INFORMATION SHOWN:
++++++++++++++++++++
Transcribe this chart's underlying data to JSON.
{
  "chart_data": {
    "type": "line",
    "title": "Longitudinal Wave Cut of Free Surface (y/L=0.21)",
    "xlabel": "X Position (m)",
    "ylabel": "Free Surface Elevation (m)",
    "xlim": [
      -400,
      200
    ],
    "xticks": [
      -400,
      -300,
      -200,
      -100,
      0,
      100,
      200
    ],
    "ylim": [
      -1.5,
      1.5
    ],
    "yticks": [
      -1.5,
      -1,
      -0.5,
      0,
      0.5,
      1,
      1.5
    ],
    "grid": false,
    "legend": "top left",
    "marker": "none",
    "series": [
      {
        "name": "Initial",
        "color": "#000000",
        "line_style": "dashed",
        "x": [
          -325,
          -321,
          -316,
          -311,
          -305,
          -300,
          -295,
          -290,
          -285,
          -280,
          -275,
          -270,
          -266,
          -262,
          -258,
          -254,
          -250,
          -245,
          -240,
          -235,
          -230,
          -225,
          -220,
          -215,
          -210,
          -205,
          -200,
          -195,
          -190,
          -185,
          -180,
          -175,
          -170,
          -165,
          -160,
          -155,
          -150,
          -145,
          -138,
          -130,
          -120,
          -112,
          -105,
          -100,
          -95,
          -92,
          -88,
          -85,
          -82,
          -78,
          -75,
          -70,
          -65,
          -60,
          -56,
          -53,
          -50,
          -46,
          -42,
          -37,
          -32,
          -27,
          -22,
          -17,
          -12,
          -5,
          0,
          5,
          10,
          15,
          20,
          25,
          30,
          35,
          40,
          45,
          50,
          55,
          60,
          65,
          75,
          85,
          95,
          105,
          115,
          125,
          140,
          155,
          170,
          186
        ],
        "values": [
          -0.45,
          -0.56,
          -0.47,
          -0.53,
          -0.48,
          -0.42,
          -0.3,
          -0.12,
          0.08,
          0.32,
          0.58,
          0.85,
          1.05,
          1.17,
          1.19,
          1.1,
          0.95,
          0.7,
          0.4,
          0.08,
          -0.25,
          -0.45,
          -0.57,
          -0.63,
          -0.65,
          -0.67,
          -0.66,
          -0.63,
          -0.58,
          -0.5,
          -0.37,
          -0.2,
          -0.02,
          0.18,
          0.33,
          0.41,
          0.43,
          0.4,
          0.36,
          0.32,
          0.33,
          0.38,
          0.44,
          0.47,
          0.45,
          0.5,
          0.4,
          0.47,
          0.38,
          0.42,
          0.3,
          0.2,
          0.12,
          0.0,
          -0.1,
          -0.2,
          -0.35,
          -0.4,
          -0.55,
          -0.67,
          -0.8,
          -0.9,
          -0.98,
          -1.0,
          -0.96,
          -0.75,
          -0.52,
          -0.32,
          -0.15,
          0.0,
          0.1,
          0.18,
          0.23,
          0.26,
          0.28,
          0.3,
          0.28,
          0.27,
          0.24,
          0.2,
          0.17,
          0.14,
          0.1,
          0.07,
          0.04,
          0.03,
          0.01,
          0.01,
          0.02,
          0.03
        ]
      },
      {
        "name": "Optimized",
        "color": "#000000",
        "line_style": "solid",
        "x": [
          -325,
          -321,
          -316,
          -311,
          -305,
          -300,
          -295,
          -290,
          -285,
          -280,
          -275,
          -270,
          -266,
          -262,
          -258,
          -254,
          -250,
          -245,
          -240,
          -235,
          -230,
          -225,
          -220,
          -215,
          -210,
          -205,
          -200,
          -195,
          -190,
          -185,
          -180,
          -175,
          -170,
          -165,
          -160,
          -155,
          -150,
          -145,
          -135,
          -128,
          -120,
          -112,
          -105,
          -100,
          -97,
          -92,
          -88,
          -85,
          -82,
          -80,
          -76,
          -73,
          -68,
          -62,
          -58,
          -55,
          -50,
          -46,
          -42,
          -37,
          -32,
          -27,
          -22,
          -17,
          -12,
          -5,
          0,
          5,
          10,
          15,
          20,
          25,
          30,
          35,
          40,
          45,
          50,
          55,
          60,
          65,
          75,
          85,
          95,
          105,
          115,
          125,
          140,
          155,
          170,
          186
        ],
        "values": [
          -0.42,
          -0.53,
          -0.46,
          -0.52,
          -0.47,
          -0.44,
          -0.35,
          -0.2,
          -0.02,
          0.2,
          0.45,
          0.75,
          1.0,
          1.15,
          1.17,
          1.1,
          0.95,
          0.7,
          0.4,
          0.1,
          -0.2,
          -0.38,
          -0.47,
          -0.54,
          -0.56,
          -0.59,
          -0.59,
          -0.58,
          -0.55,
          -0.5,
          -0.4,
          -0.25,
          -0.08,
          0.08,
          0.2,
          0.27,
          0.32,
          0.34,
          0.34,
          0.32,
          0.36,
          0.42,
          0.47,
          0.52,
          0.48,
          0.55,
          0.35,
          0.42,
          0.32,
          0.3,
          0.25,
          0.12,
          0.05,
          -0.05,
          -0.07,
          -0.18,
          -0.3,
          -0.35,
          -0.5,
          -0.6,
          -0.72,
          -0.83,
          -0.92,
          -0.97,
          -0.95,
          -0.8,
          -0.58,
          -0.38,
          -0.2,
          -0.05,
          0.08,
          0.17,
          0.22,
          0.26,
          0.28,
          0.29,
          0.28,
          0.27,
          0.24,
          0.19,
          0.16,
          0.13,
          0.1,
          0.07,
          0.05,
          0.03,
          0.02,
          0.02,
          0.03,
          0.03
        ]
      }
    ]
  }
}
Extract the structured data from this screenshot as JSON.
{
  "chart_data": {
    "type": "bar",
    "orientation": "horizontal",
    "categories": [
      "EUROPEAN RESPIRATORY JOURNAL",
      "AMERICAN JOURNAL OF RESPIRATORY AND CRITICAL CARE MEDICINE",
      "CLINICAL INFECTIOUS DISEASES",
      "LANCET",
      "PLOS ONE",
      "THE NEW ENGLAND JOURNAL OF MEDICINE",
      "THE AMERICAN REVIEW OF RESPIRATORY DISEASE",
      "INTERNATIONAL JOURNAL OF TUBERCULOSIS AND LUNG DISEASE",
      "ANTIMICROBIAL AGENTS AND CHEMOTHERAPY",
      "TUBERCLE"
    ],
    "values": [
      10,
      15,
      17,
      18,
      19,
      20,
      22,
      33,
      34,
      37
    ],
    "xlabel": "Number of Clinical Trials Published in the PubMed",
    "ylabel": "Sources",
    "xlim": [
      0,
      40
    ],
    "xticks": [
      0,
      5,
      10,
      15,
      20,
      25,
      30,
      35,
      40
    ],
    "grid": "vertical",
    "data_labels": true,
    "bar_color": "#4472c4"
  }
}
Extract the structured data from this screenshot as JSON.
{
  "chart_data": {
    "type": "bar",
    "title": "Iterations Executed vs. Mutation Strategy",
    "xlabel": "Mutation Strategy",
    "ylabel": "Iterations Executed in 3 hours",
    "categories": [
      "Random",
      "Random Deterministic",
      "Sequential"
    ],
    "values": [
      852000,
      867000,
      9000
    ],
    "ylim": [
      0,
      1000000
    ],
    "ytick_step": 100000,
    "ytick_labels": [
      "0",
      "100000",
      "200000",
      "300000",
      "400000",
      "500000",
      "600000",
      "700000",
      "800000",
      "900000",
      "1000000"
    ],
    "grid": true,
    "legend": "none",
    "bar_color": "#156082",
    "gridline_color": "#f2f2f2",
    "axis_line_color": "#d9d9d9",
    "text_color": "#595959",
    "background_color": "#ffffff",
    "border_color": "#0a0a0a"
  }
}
++++++++++++++++++++
TASK DESCRIPTION: Each record must be repeated exactly as it is.

TASK RESPONSE:
Transcribe this chart's underlying data to JSON.
{
  "chart_data": {
    "type": "line",
    "title": "Longitudinal Wave Cut of Free Surface (y/L=0.21)",
    "xlabel": "X Position (m)",
    "ylabel": "Free Surface Elevation (m)",
    "xlim": [
      -400,
      200
    ],
    "xticks": [
      -400,
      -300,
      -200,
      -100,
      0,
      100,
      200
    ],
    "ylim": [
      -1.5,
      1.5
    ],
    "yticks": [
      -1.5,
      -1,
      -0.5,
      0,
      0.5,
      1,
      1.5
    ],
    "grid": false,
    "legend": "top left",
    "marker": "none",
    "series": [
      {
        "name": "Initial",
        "color": "#000000",
        "line_style": "dashed",
        "x": [
          -325,
          -321,
          -316,
          -311,
          -305,
          -300,
          -295,
          -290,
          -285,
          -280,
          -275,
          -270,
          -266,
          -262,
          -258,
          -254,
          -250,
          -245,
          -240,
          -235,
          -230,
          -225,
          -220,
          -215,
          -210,
          -205,
          -200,
          -195,
          -190,
          -185,
          -180,
          -175,
          -170,
          -165,
          -160,
          -155,
          -150,
          -145,
          -138,
          -130,
          -120,
          -112,
          -105,
          -100,
          -95,
          -92,
          -88,
          -85,
          -82,
          -78,
          -75,
          -70,
          -65,
          -60,
          -56,
          -53,
          -50,
          -46,
          -42,
          -37,
          -32,
          -27,
          -22,
          -17,
          -12,
          -5,
          0,
          5,
          10,
          15,
          20,
          25,
          30,
          35,
          40,
          45,
          50,
          55,
          60,
          65,
          75,
          85,
          95,
          105,
          115,
          125,
          140,
          155,
          170,
          186
        ],
        "values": [
          -0.45,
          -0.56,
          -0.47,
          -0.53,
          -0.48,
          -0.42,
          -0.3,
          -0.12,
          0.08,
          0.32,
          0.58,
          0.85,
          1.05,
          1.17,
          1.19,
          1.1,
          0.95,
          0.7,
          0.4,
          0.08,
          -0.25,
          -0.45,
          -0.57,
          -0.63,
          -0.65,
          -0.67,
          -0.66,
          -0.63,
          -0.58,
          -0.5,
          -0.37,
          -0.2,
          -0.02,
          0.18,
          0.33,
          0.41,
          0.43,
          0.4,
          0.36,
          0.32,
          0.33,
          0.38,
          0.44,
          0.47,
          0.45,
          0.5,
          0.4,
          0.47,
          0.38,
          0.42,
          0.3,
          0.2,
          0.12,
          0.0,
          -0.1,
          -0.2,
          -0.35,
          -0.4,
          -0.55,
          -0.67,
          -0.8,
          -0.9,
          -0.98,
          -1.0,
          -0.96,
          -0.75,
          -0.52,
          -0.32,
          -0.15,
          0.0,
          0.1,
          0.18,
          0.23,
          0.26,
          0.28,
          0.3,
          0.28,
          0.27,
          0.24,
          0.2,
          0.17,
          0.14,
          0.1,
          0.07,
          0.04,
          0.03,
          0.01,
          0.01,
          0.02,
          0.03
        ]
      },
      {
        "name": "Optimized",
        "color": "#000000",
        "line_style": "solid",
        "x": [
          -325,
          -321,
          -316,
          -311,
          -305,
          -300,
          -295,
          -290,
          -285,
          -280,
          -275,
          -270,
          -266,
          -262,
          -258,
          -254,
          -250,
          -245,
          -240,
          -235,
          -230,
          -225,
          -220,
          -215,
          -210,
          -205,
          -200,
          -195,
          -190,
          -185,
          -180,
          -175,
          -170,
          -165,
          -160,
          -155,
          -150,
          -145,
          -135,
          -128,
          -120,
          -112,
          -105,
          -100,
          -97,
          -92,
          -88,
          -85,
          -82,
          -80,
          -76,
          -73,
          -68,
          -62,
          -58,
          -55,
          -50,
          -46,
          -42,
          -37,
          -32,
          -27,
          -22,
          -17,
          -12,
          -5,
          0,
          5,
          10,
          15,
          20,
          25,
          30,
          35,
          40,
          45,
          50,
          55,
          60,
          65,
          75,
          85,
          95,
          105,
          115,
          125,
          140,
          155,
          170,
          186
        ],
        "values": [
          -0.42,
          -0.53,
          -0.46,
          -0.52,
          -0.47,
          -0.44,
          -0.35,
          -0.2,
          -0.02,
          0.2,
          0.45,
          0.75,
          1.0,
          1.15,
          1.17,
          1.1,
          0.95,
          0.7,
          0.4,
          0.1,
          -0.2,
          -0.38,
          -0.47,
          -0.54,
          -0.56,
          -0.59,
          -0.59,
          -0.58,
          -0.55,
          -0.5,
          -0.4,
          -0.25,
          -0.08,
          0.08,
          0.2,
          0.27,
          0.32,
          0.34,
          0.34,
          0.32,
          0.36,
          0.42,
          0.47,
          0.52,
          0.48,
          0.55,
          0.35,
          0.42,
          0.32,
          0.3,
          0.25,
          0.12,
          0.05,
          -0.05,
          -0.07,
          -0.18,
          -0.3,
          -0.35,
          -0.5,
          -0.6,
          -0.72,
          -0.83,
          -0.92,
          -0.97,
          -0.95,
          -0.8,
          -0.58,
          -0.38,
          -0.2,
          -0.05,
          0.08,
          0.17,
          0.22,
          0.26,
          0.28,
          0.29,
          0.28,
          0.27,
          0.24,
          0.19,
          0.16,
          0.13,
          0.1,
          0.07,
          0.05,
          0.03,
          0.02,
          0.02,
          0.03,
          0.03
        ]
      }
    ]
  }
}
Extract the structured data from this screenshot as JSON.
{
  "chart_data": {
    "type": "bar",
    "orientation": "horizontal",
    "categories": [
      "EUROPEAN RESPIRATORY JOURNAL",
      "AMERICAN JOURNAL OF RESPIRATORY AND CRITICAL CARE MEDICINE",
      "CLINICAL INFECTIOUS DISEASES",
      "LANCET",
      "PLOS ONE",
      "THE NEW ENGLAND JOURNAL OF MEDICINE",
      "THE AMERICAN REVIEW OF RESPIRATORY DISEASE",
      "INTERNATIONAL JOURNAL OF TUBERCULOSIS AND LUNG DISEASE",
      "ANTIMICROBIAL AGENTS AND CHEMOTHERAPY",
      "TUBERCLE"
    ],
    "values": [
      10,
      15,
      17,
      18,
      19,
      20,
      22,
      33,
      34,
      37
    ],
    "xlabel": "Number of Clinical Trials Published in the PubMed",
    "ylabel": "Sources",
    "xlim": [
      0,
      40
    ],
    "xticks": [
      0,
      5,
      10,
      15,
      20,
      25,
      30,
      35,
      40
    ],
    "grid": "vertical",
    "data_labels": true,
    "bar_color": "#4472c4"
  }
}
Extract the structured data from this screenshot as JSON.
{
  "chart_data": {
    "type": "bar",
    "title": "Iterations Executed vs. Mutation Strategy",
    "xlabel": "Mutation Strategy",
    "ylabel": "Iterations Executed in 3 hours",
    "categories": [
      "Random",
      "Random Deterministic",
      "Sequential"
    ],
    "values": [
      852000,
      867000,
      9000
    ],
    "ylim": [
      0,
      1000000
    ],
    "ytick_step": 100000,
    "ytick_labels": [
      "0",
      "100000",
      "200000",
      "300000",
      "400000",
      "500000",
      "600000",
      "700000",
      "800000",
      "900000",
      "1000000"
    ],
    "grid": true,
    "legend": "none",
    "bar_color": "#156082",
    "gridline_color": "#f2f2f2",
    "axis_line_color": "#d9d9d9",
    "text_color": "#595959",
    "background_color": "#ffffff",
    "border_color": "#0a0a0a"
  }
}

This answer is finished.